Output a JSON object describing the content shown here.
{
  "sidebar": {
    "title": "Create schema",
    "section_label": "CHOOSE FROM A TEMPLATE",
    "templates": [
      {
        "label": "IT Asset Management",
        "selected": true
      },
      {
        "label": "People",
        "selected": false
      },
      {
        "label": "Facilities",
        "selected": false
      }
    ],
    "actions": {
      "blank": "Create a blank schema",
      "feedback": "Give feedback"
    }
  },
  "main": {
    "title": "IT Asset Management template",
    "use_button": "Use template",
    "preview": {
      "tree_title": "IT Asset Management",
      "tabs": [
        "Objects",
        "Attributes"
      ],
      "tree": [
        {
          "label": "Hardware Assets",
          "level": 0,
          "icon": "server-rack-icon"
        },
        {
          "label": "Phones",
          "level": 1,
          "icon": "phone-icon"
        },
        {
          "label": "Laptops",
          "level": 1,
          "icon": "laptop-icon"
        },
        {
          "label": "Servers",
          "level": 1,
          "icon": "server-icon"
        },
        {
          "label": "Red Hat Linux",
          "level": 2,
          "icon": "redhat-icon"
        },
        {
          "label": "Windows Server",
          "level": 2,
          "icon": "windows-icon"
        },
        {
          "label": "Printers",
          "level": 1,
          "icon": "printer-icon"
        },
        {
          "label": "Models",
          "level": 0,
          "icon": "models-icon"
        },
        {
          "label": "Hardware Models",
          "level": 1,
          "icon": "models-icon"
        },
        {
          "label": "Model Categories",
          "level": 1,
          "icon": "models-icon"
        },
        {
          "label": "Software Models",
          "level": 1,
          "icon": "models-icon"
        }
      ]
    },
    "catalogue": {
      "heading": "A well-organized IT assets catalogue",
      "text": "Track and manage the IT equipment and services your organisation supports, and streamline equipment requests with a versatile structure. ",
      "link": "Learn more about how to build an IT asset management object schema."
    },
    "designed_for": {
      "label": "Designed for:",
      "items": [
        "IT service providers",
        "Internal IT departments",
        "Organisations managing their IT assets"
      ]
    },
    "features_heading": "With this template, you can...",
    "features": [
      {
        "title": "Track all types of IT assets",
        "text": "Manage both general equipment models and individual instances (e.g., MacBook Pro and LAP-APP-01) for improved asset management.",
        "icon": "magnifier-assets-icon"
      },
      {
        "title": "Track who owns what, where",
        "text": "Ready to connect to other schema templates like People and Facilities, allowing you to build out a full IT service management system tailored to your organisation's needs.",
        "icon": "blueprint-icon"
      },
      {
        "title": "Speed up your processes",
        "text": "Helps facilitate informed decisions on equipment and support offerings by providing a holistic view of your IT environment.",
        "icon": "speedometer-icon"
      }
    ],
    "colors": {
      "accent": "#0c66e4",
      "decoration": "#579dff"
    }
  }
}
########
Aim:
Restate each record word for word.

The completed task:
Output a JSON object describing the content shown here.
{
  "sidebar": {
    "title": "Create schema",
    "section_label": "CHOOSE FROM A TEMPLATE",
    "templates": [
      {
        "label": "IT Asset Management",
        "selected": true
      },
      {
        "label": "People",
        "selected": false
      },
      {
        "label": "Facilities",
        "selected": false
      }
    ],
    "actions": {
      "blank": "Create a blank schema",
      "feedback": "Give feedback"
    }
  },
  "main": {
    "title": "IT Asset Management template",
    "use_button": "Use template",
    "preview": {
      "tree_title": "IT Asset Management",
      "tabs": [
        "Objects",
        "Attributes"
      ],
      "tree": [
        {
          "label": "Hardware Assets",
          "level": 0,
          "icon": "server-rack-icon"
        },
        {
          "label": "Phones",
          "level": 1,
          "icon": "phone-icon"
        },
        {
          "label": "Laptops",
          "level": 1,
          "icon": "laptop-icon"
        },
        {
          "label": "Servers",
          "level": 1,
          "icon": "server-icon"
        },
        {
          "label": "Red Hat Linux",
          "level": 2,
          "icon": "redhat-icon"
        },
        {
          "label": "Windows Server",
          "level": 2,
          "icon": "windows-icon"
        },
        {
          "label": "Printers",
          "level": 1,
          "icon": "printer-icon"
        },
        {
          "label": "Models",
          "level": 0,
          "icon": "models-icon"
        },
        {
          "label": "Hardware Models",
          "level": 1,
          "icon": "models-icon"
        },
        {
          "label": "Model Categories",
          "level": 1,
          "icon": "models-icon"
        },
        {
          "label": "Software Models",
          "level": 1,
          "icon": "models-icon"
        }
      ]
    },
    "catalogue": {
      "heading": "A well-organized IT assets catalogue",
      "text": "Track and manage the IT equipment and services your organisation supports, and streamline equipment requests with a versatile structure. ",
      "link": "Learn more about how to build an IT asset management object schema."
    },
    "designed_for": {
      "label": "Designed for:",
      "items": [
        "IT service providers",
        "Internal IT departments",
        "Organisations managing their IT assets"
      ]
    },
    "features_heading": "With this template, you can...",
    "features": [
      {
        "title": "Track all types of IT assets",
        "text": "Manage both general equipment models and individual instances (e.g., MacBook Pro and LAP-APP-01) for improved asset management.",
        "icon": "magnifier-assets-icon"
      },
      {
        "title": "Track who owns what, where",
        "text": "Ready to connect to other schema templates like People and Facilities, allowing you to build out a full IT service management system tailored to your organisation's needs.",
        "icon": "blueprint-icon"
      },
      {
        "title": "Speed up your processes",
        "text": "Helps facilitate informed decisions on equipment and support offerings by providing a holistic view of your IT environment.",
        "icon": "speedometer-icon"
      }
    ],
    "colors": {
      "accent": "#0c66e4",
      "decoration": "#579dff"
    }
  }
}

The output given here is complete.